* STATED TASK A *
Please decide whether each statement agrees with the 5x5 forum thread, answering yes or no and quoting the deciding words: (i) 5x5 means five sets of five reps; (ii) the starting weight should feel hard for all five sets; (iii) after failing the last reps, you lower the weight.
* STATED TASK B *
From the 5x5 forum thread, list every exercise named as an example of a basic compound.

* PASSAGE GIVEN *
□ □ □

5x5 is 5 sets of 5 reps. I'm actually following it now, and I have about 20 years total training time under my belt.

There are several different versions knocking around, but the essentials are that you chose basic compounds like squat, bench, pulldowns & shoulder presses. Start with a weight that is going to be real easy for 5 sets of 5, but do the reps with texbook form.

Every workout, you add a bit more weight until you start to fail to get your last reps - and if that happens you keep the same weight & keep trying.

I use a timer app on my phone to ensure that rest periods are held constant.


----------



## Ryan23 (Aug 8, 2014)

Major Eyeswater said:


> 5x5 is 5 sets of 5 reps. I'm actually following it now, and I have about 20 years total training time under my belt.
> 
> There are several different versions knocking around, but the essentials are that you chose basic compounds like squat, bench, pulldowns & shoulder presses. Start with a weight that is going to be real easy for 5 sets of 5, but do the reps with texbook form.
> 
> ...

□ □ □

* INFORMATION PROVIDED *
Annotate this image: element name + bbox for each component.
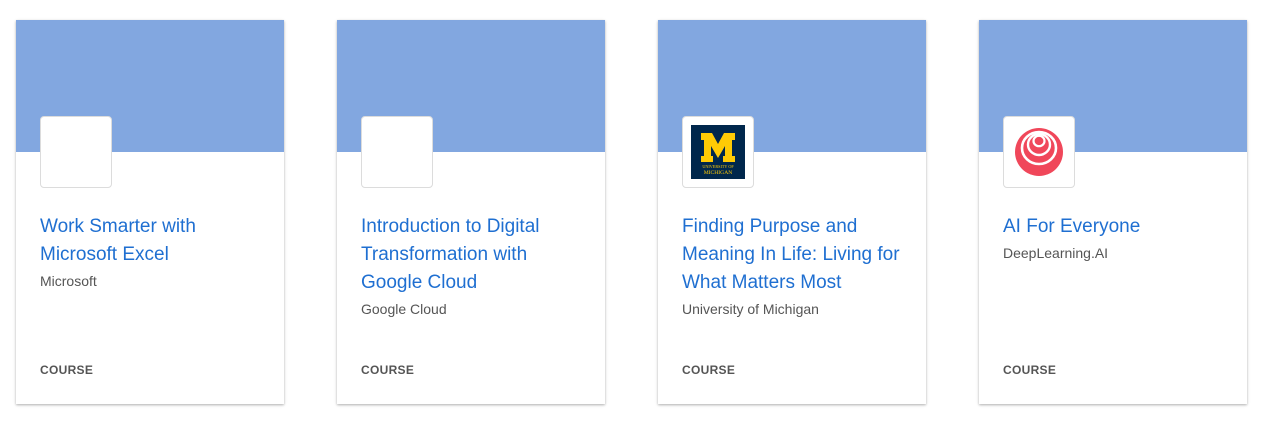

□ □ □

* RESPONSE A *
(i) Yes: "5x5 is 5 sets of 5 reps."
(ii) No: "Start with a weight that is going to be real easy for 5 sets of 5"
(iii) No: "if that happens you keep the same weight & keep trying."

* RESPONSE B *
- squat
- bench
- pulldowns
- shoulder presses